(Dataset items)

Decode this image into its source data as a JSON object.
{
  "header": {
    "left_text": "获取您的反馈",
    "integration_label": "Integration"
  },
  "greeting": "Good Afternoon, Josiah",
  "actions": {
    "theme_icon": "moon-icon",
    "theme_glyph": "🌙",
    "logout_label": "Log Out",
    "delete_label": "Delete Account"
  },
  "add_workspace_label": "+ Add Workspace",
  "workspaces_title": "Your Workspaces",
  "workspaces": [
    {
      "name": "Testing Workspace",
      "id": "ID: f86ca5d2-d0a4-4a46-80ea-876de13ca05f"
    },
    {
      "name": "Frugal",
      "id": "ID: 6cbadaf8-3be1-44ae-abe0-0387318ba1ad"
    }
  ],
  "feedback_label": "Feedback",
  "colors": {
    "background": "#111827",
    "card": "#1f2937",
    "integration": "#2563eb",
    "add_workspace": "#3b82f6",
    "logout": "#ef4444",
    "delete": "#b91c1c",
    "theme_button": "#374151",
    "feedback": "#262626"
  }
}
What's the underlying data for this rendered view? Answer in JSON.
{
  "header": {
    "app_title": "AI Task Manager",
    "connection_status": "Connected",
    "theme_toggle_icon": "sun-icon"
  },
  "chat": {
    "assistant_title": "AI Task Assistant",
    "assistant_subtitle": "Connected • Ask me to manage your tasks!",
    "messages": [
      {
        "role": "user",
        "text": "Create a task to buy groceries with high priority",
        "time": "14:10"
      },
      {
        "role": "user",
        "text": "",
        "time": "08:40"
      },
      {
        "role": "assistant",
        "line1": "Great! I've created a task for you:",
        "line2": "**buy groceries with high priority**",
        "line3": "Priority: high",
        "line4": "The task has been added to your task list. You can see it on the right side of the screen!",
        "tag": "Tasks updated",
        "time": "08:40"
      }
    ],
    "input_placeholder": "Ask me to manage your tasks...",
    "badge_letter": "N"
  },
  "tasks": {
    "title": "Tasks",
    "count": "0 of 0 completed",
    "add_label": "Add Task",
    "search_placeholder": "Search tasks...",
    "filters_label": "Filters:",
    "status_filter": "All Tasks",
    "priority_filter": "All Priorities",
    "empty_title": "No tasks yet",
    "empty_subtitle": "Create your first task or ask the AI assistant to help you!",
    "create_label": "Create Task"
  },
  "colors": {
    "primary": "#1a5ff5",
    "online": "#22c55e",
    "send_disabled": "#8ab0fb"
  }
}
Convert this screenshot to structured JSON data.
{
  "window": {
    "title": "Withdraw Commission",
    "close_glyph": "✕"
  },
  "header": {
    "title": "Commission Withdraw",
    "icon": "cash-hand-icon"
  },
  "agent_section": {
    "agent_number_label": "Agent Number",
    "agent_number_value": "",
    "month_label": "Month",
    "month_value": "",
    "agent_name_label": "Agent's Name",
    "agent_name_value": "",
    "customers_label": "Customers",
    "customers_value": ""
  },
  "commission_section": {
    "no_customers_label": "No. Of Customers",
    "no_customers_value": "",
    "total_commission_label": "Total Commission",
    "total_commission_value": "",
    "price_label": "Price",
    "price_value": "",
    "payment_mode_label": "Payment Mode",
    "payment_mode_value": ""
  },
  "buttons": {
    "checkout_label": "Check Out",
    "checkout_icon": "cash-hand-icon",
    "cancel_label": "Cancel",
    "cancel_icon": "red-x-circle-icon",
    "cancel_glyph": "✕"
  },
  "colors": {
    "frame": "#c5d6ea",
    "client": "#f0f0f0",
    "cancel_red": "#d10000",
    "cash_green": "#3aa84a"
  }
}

What needs to be done ▸
Your task is to extract the lines running from the one with "Convert this screenshot" to the end of the material, inclusive, copying each exactly and adding nothing.

Correct result ▸
Convert this screenshot to structured JSON data.
{
  "window": {
    "title": "Withdraw Commission",
    "close_glyph": "✕"
  },
  "header": {
    "title": "Commission Withdraw",
    "icon": "cash-hand-icon"
  },
  "agent_section": {
    "agent_number_label": "Agent Number",
    "agent_number_value": "",
    "month_label": "Month",
    "month_value": "",
    "agent_name_label": "Agent's Name",
    "agent_name_value": "",
    "customers_label": "Customers",
    "customers_value": ""
  },
  "commission_section": {
    "no_customers_label": "No. Of Customers",
    "no_customers_value": "",
    "total_commission_label": "Total Commission",
    "total_commission_value": "",
    "price_label": "Price",
    "price_value": "",
    "payment_mode_label": "Payment Mode",
    "payment_mode_value": ""
  },
  "buttons": {
    "checkout_label": "Check Out",
    "checkout_icon": "cash-hand-icon",
    "cancel_label": "Cancel",
    "cancel_icon": "red-x-circle-icon",
    "cancel_glyph": "✕"
  },
  "colors": {
    "frame": "#c5d6ea",
    "client": "#f0f0f0",
    "cancel_red": "#d10000",
    "cash_green": "#3aa84a"
  }
}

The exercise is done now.